Selected excerpt:

===============

# Fridge nor tv working off leisure battery



## suffolkmerc (Jul 25, 2010)

Second weekend away in our new motorhome, having a wonderful time, if a little damp ! at Pencelli Castle site in South Wales, absolutely beautiful with very nice facilities. Now to my problem. Before hooking up I tried putting the telly on, nowt, tried putting fridge on battery, nowt, control panel definitely on leisure with power light on. Lights inside van working. Swith to hookup and everything working fine (I switched the fridge to battery when trying leisure) What am I doing wrong or do I have a fault ?
Forgive me I'm a newbie !


----------



## EJB (Aug 25, 2007)

My 'fridge runs on 12volts only when the vehicle engine is running.


----------



## midlifecrisismil (Sep 27, 2009)

Hi there

Our MH fridge will only work on leisure battery when we are driving - either needs electric hook up or works off gas - dont know if yours is the same and sorry but dont know about the TV.

===============

Supplied data:
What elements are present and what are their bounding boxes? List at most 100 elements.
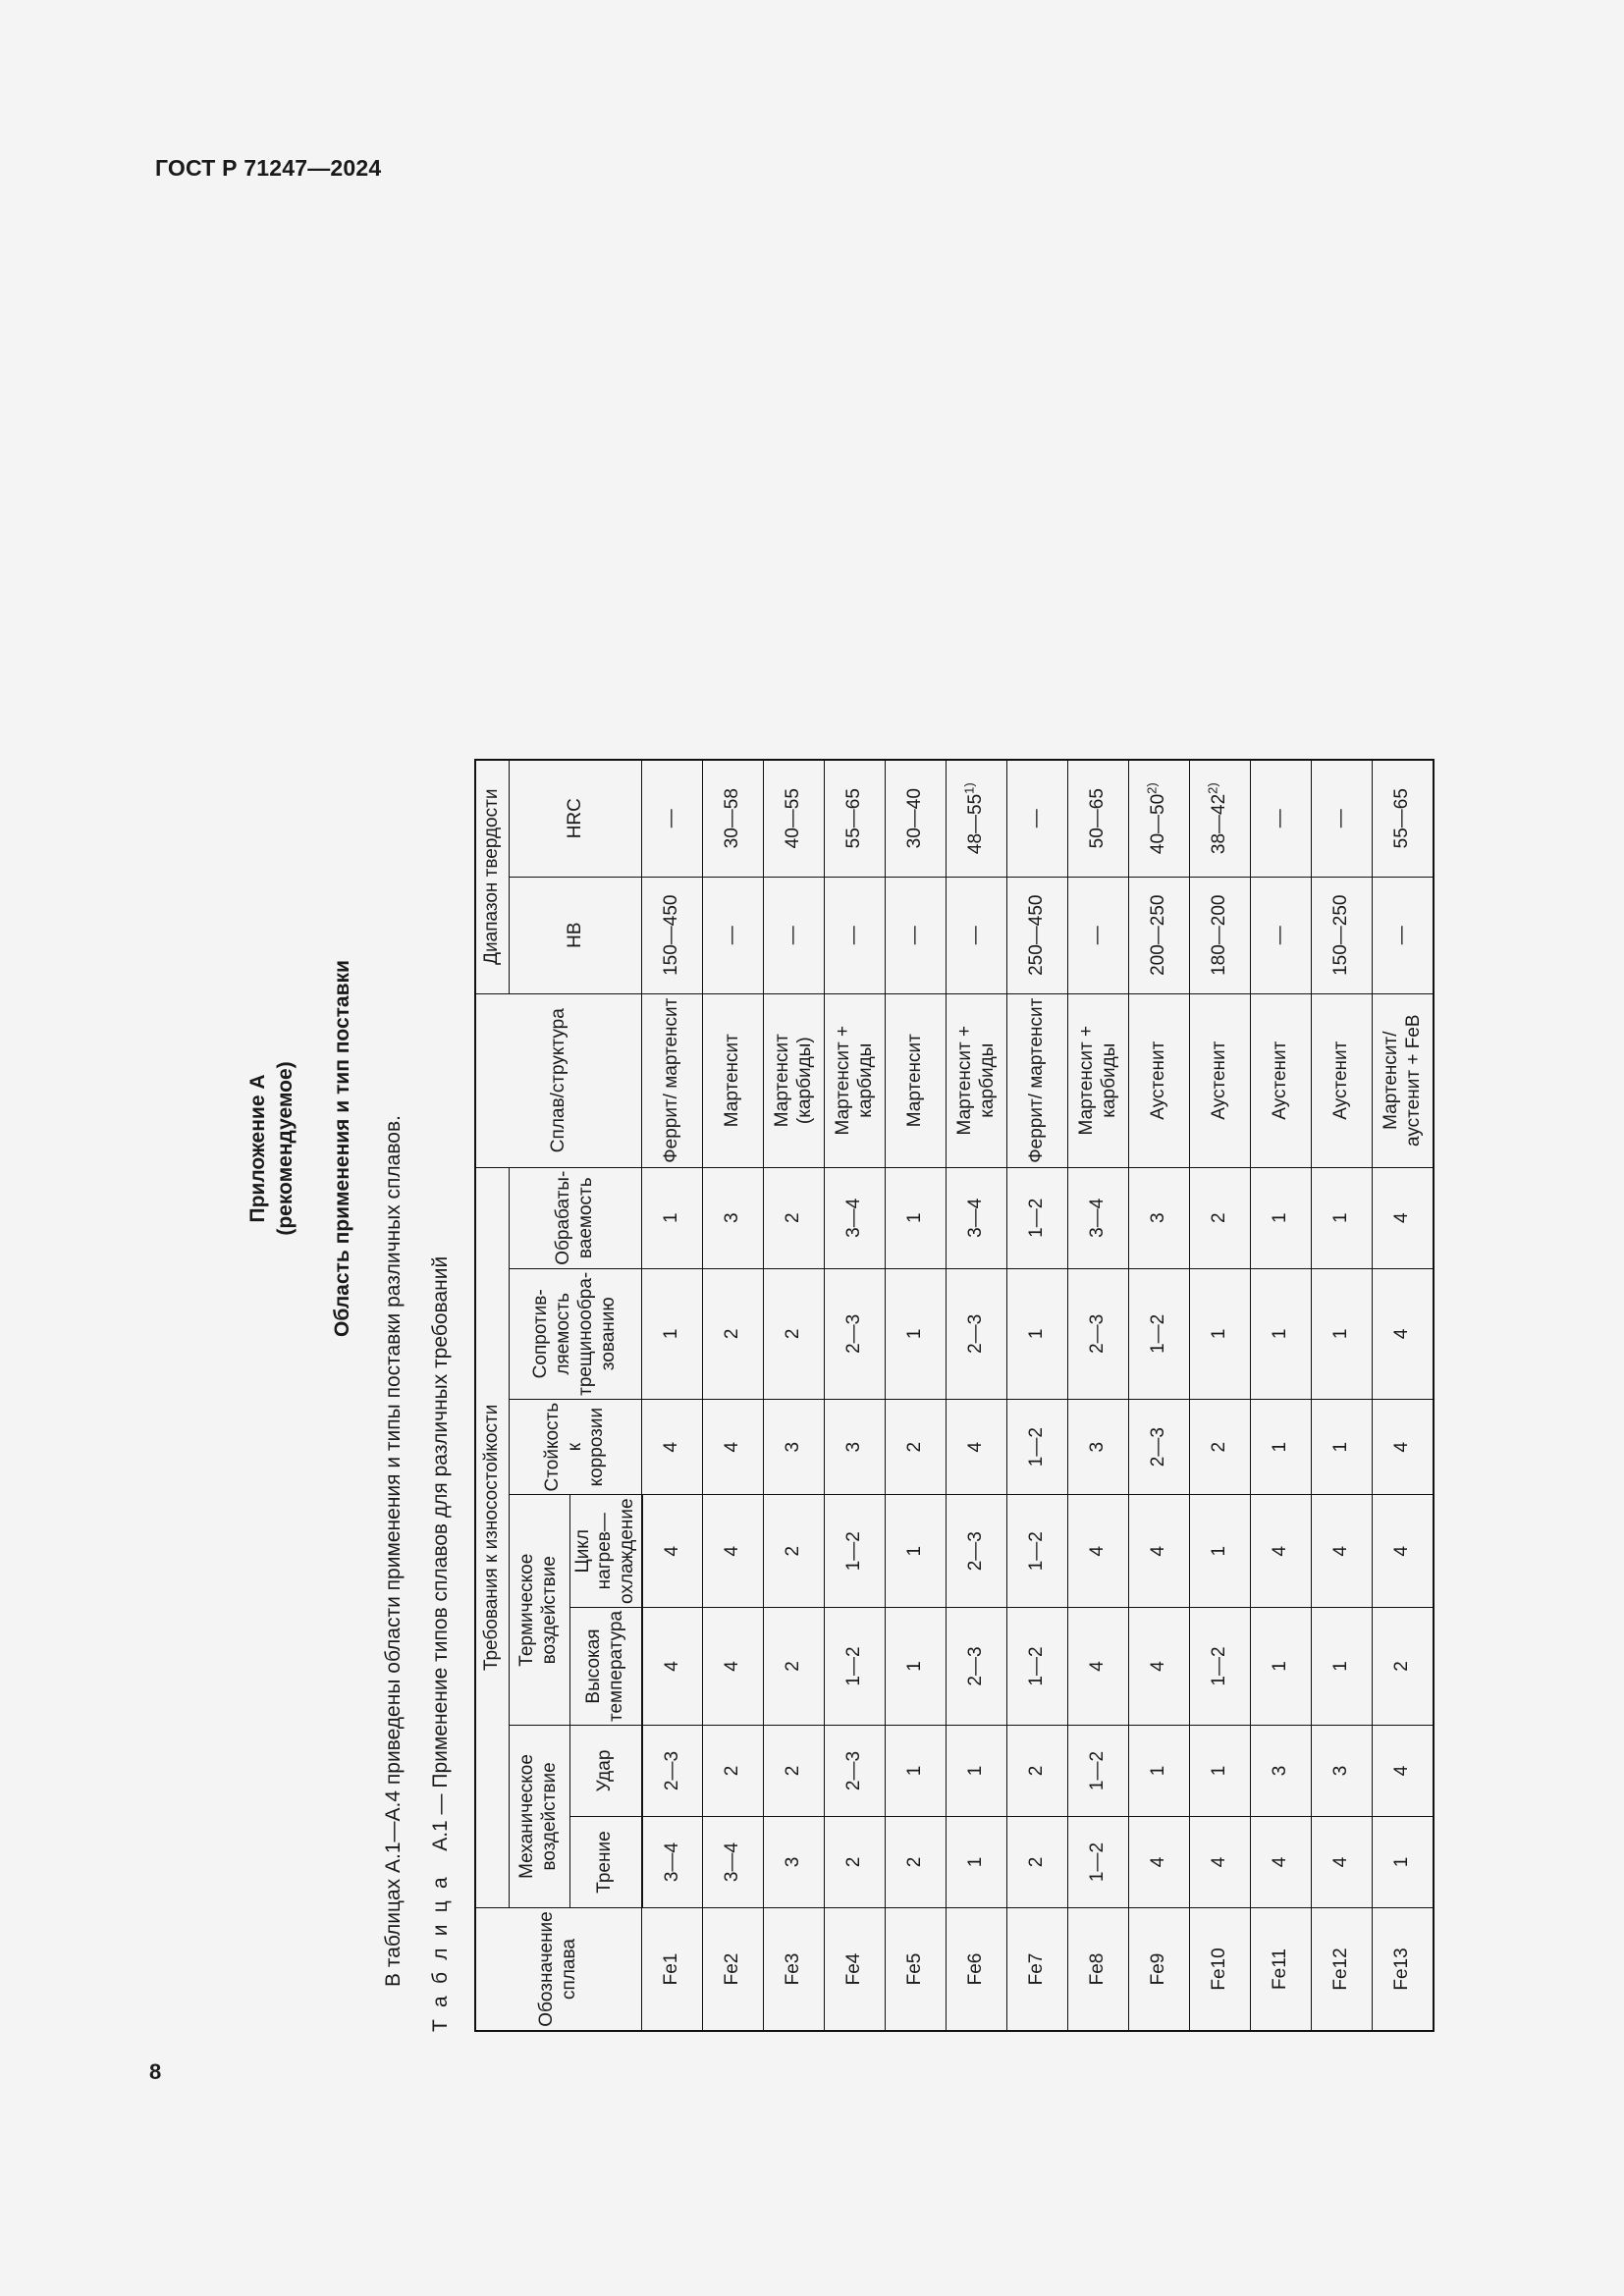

===============

Problem set:
A. Give the usernames of everyone who posts in the leisure battery thread.
B. Using the leisure battery thread, answer these questions:
(i) At which site was suffolkmerc staying?
(ii) According to EJB, when does the fridge run on 12 volts?
(iii) According to midlifecrisismil, what can the fridge work off besides electric hook-up?
The listing is material apart from the leisure battery thread.

Solutions for each task:
A. suffolkmerc, EJB, midlifecrisismil

B.
(i) Pencelli Castle site in South Wales
(ii) Only when the vehicle engine is running
(iii) Gas